*PROBLEM TO WORK ON:* Find each line with the word "bottarga" and copy it.

*EXTRACTED ENTRIES:*
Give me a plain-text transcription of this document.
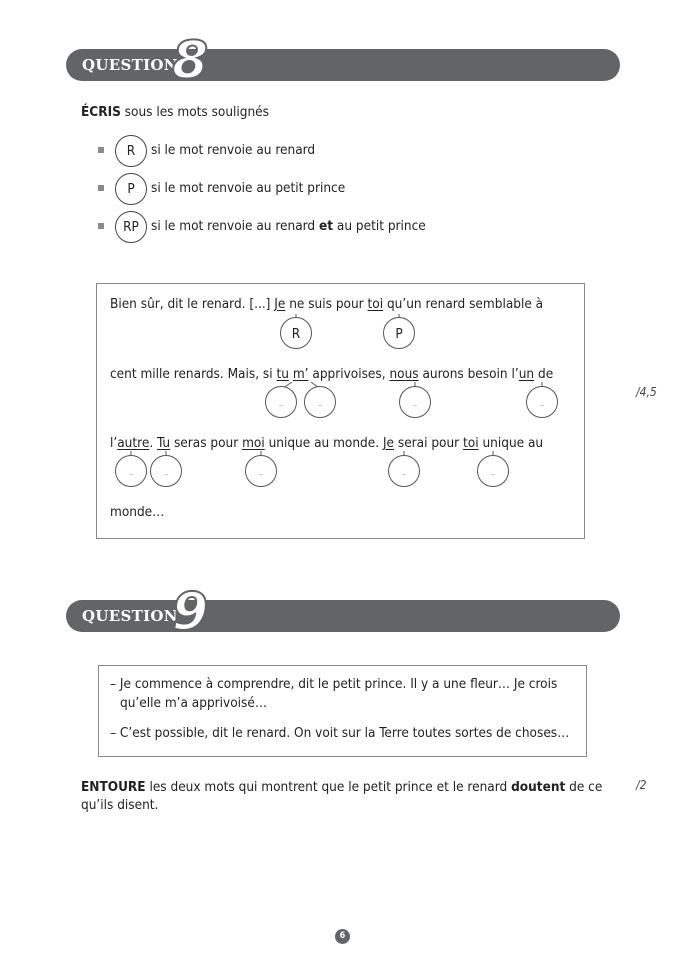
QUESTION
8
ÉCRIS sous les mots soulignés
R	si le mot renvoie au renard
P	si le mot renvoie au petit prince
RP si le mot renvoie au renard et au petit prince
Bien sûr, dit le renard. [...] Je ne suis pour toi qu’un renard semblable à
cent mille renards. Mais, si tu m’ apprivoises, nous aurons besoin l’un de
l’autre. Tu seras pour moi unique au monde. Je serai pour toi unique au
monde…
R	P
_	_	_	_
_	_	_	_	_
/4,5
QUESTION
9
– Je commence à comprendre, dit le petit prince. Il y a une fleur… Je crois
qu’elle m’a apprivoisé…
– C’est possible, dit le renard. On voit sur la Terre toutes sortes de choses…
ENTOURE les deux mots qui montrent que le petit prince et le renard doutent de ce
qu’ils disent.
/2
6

--

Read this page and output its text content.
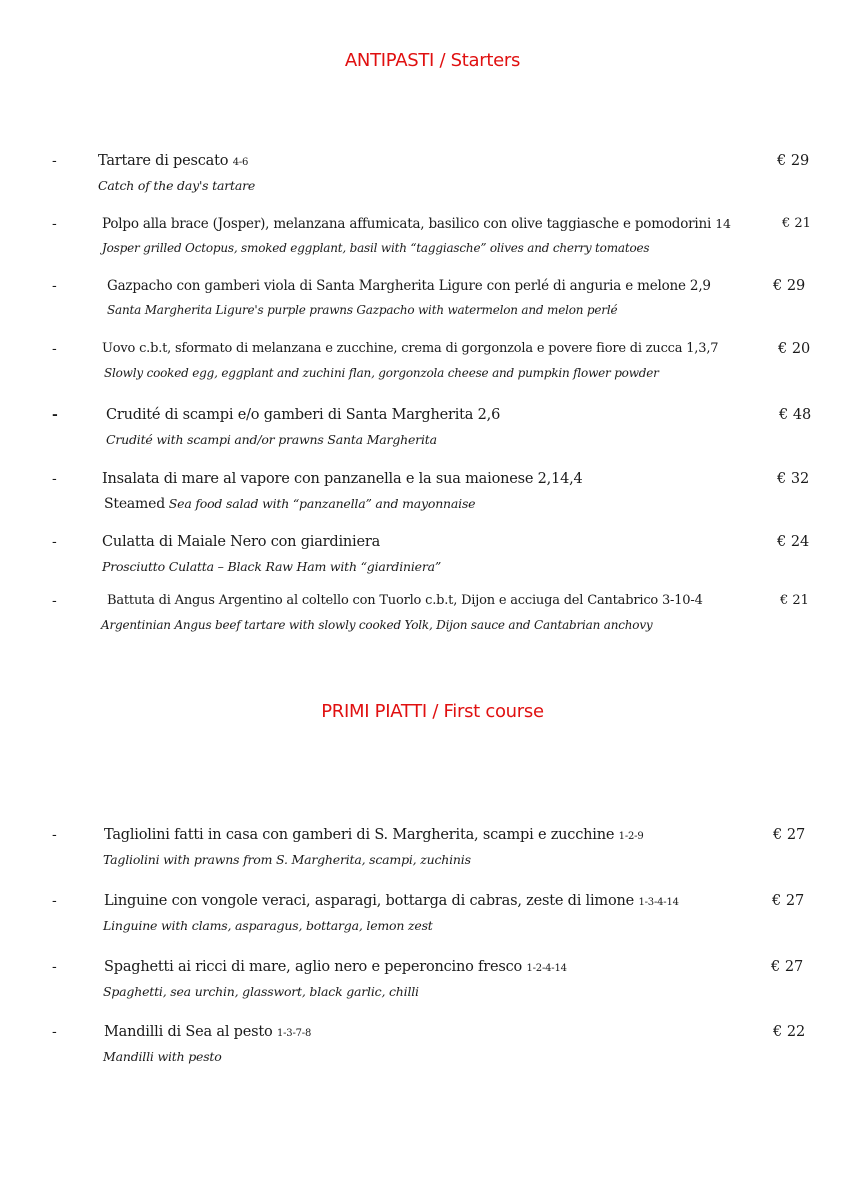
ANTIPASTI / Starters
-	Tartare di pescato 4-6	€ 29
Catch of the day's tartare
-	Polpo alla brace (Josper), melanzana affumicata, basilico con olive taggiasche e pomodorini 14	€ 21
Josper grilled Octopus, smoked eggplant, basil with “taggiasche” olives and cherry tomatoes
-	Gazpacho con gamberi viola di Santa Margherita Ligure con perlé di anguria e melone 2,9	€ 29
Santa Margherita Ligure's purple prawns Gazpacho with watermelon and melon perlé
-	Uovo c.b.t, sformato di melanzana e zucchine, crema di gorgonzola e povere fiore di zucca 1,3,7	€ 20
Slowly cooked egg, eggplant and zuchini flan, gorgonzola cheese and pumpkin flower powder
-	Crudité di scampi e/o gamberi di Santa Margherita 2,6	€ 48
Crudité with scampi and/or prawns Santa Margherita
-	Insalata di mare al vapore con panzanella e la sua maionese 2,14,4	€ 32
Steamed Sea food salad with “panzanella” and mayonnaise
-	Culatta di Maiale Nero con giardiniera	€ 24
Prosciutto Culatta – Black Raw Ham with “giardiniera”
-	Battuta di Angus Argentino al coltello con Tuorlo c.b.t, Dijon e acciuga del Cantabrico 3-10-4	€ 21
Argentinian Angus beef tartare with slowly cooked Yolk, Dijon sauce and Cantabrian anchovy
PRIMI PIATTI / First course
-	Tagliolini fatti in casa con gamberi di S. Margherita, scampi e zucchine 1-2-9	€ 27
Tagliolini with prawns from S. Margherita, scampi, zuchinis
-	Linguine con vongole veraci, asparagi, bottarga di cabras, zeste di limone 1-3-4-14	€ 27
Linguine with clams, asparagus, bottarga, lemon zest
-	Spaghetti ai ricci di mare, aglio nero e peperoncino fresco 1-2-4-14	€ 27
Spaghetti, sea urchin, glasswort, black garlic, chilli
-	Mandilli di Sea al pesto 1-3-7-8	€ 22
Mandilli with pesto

*RESPONSE TO THIS TASK:*
-	Linguine con vongole veraci, asparagi, bottarga di cabras, zeste di limone 1-3-4-14	€ 27
Linguine with clams, asparagus, bottarga, lemon zest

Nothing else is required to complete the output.